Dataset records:
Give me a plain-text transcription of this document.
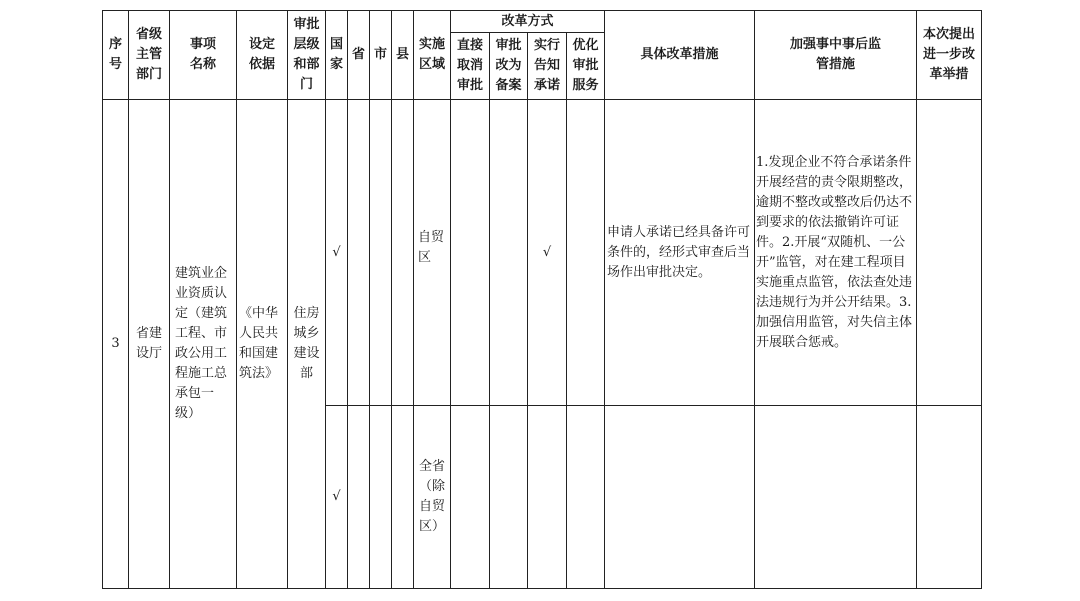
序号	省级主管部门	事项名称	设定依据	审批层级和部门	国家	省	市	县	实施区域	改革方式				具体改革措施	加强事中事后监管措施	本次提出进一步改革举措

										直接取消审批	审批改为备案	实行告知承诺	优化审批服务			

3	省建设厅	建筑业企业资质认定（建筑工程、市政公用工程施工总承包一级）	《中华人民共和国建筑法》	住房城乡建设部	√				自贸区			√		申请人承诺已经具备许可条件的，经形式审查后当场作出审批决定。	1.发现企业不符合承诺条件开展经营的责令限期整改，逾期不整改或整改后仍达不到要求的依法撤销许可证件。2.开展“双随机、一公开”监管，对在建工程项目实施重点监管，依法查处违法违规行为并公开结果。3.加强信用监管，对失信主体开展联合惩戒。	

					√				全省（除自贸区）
...
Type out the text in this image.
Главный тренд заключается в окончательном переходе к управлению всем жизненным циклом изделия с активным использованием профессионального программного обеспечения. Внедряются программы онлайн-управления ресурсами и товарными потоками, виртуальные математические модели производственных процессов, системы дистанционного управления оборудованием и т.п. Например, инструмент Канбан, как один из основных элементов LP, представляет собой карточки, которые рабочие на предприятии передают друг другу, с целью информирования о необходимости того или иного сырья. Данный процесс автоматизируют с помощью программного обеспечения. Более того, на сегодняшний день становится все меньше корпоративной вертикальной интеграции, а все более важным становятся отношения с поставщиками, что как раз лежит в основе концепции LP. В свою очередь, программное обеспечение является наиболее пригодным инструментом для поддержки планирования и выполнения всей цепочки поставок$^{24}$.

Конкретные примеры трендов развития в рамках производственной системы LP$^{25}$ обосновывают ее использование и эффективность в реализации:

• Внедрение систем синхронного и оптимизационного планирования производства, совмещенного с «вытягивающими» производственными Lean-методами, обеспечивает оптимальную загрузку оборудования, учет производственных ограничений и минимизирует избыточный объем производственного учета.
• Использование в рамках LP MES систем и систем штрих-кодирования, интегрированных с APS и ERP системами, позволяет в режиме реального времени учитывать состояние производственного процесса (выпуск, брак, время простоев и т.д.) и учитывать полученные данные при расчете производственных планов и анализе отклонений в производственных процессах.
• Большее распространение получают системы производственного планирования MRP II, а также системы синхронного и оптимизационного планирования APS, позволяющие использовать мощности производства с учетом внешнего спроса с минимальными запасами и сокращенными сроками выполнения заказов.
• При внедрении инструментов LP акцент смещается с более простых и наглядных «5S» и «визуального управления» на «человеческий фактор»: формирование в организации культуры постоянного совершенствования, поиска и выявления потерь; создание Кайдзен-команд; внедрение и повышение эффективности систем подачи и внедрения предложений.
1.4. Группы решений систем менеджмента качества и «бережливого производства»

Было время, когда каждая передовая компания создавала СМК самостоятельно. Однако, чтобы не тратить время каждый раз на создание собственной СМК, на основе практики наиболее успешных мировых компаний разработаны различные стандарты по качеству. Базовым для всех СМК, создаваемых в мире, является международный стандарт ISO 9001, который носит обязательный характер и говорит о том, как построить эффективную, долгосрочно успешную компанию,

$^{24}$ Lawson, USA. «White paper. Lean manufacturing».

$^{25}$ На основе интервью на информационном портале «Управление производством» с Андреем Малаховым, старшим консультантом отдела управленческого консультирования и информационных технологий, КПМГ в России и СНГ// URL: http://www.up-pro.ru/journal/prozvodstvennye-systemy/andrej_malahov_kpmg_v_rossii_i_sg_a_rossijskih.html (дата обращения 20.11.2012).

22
* * *
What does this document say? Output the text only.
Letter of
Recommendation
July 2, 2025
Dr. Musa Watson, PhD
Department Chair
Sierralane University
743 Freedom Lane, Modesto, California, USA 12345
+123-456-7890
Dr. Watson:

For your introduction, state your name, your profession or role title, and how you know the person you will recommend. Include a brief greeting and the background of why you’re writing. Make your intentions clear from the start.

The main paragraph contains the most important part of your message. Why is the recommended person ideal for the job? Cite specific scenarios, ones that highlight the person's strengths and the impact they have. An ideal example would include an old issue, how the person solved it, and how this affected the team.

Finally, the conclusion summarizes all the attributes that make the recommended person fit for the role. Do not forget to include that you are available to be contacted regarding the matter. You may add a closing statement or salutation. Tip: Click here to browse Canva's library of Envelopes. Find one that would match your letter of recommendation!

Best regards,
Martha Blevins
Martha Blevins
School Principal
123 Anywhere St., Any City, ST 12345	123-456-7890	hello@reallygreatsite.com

- _EXERCISE_
Copy out every line where the word "рамках" occurs.

- _TASK OUTPUT_
Конкретные примеры трендов развития в рамках производственной системы LP$^{25}$ обосновывают ее использование и эффективность в реализации:
• Использование в рамках LP MES систем и систем штрих-кодирования, интегрированных с APS и ERP системами, позволяет в режиме реального времени учитывать состояние производственного процесса (выпуск, брак, время простоев и т.д.) и учитывать полученные данные при расчете производственных планов и анализе отклонений в производственных процессах.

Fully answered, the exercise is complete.